══ Data lines ══
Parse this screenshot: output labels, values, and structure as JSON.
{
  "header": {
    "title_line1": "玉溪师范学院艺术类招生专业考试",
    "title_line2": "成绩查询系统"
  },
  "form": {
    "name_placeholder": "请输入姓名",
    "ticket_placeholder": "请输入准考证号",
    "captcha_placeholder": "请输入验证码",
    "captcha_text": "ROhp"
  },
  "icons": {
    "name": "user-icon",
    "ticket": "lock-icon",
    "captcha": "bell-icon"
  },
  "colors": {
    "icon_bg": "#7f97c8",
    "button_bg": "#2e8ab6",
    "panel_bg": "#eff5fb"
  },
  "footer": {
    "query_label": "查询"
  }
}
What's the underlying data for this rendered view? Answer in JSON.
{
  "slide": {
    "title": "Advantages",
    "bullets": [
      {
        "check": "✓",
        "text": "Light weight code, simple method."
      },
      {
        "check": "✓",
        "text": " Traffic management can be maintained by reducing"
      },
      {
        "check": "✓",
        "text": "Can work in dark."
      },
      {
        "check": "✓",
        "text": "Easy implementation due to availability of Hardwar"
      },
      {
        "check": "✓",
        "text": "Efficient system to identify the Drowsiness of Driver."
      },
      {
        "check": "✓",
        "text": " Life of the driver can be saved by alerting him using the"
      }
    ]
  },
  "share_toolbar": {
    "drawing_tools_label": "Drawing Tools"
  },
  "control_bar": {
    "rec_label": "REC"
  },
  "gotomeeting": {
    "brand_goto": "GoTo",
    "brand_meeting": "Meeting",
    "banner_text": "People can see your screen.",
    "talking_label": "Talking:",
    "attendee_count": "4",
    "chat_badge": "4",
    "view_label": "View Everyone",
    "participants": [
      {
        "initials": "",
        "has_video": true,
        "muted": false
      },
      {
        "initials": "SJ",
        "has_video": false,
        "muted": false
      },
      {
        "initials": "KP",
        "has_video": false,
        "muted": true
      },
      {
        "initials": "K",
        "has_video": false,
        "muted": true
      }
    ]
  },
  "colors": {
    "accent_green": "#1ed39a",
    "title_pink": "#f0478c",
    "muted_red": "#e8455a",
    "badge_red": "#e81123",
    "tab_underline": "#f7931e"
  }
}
═══
Your goal.
Please return the data above exactly as given.

Expected answer.
Parse this screenshot: output labels, values, and structure as JSON.
{
  "header": {
    "title_line1": "玉溪师范学院艺术类招生专业考试",
    "title_line2": "成绩查询系统"
  },
  "form": {
    "name_placeholder": "请输入姓名",
    "ticket_placeholder": "请输入准考证号",
    "captcha_placeholder": "请输入验证码",
    "captcha_text": "ROhp"
  },
  "icons": {
    "name": "user-icon",
    "ticket": "lock-icon",
    "captcha": "bell-icon"
  },
  "colors": {
    "icon_bg": "#7f97c8",
    "button_bg": "#2e8ab6",
    "panel_bg": "#eff5fb"
  },
  "footer": {
    "query_label": "查询"
  }
}
What's the underlying data for this rendered view? Answer in JSON.
{
  "slide": {
    "title": "Advantages",
    "bullets": [
      {
        "check": "✓",
        "text": "Light weight code, simple method."
      },
      {
        "check": "✓",
        "text": " Traffic management can be maintained by reducing"
      },
      {
        "check": "✓",
        "text": "Can work in dark."
      },
      {
        "check": "✓",
        "text": "Easy implementation due to availability of Hardwar"
      },
      {
        "check": "✓",
        "text": "Efficient system to identify the Drowsiness of Driver."
      },
      {
        "check": "✓",
        "text": " Life of the driver can be saved by alerting him using the"
      }
    ]
  },
  "share_toolbar": {
    "drawing_tools_label": "Drawing Tools"
  },
  "control_bar": {
    "rec_label": "REC"
  },
  "gotomeeting": {
    "brand_goto": "GoTo",
    "brand_meeting": "Meeting",
    "banner_text": "People can see your screen.",
    "talking_label": "Talking:",
    "attendee_count": "4",
    "chat_badge": "4",
    "view_label": "View Everyone",
    "participants": [
      {
        "initials": "",
        "has_video": true,
        "muted": false
      },
      {
        "initials": "SJ",
        "has_video": false,
        "muted": false
      },
      {
        "initials": "KP",
        "has_video": false,
        "muted": true
      },
      {
        "initials": "K",
        "has_video": false,
        "muted": true
      }
    ]
  },
  "colors": {
    "accent_green": "#1ed39a",
    "title_pink": "#f0478c",
    "muted_red": "#e8455a",
    "badge_red": "#e81123",
    "tab_underline": "#f7931e"
  }
}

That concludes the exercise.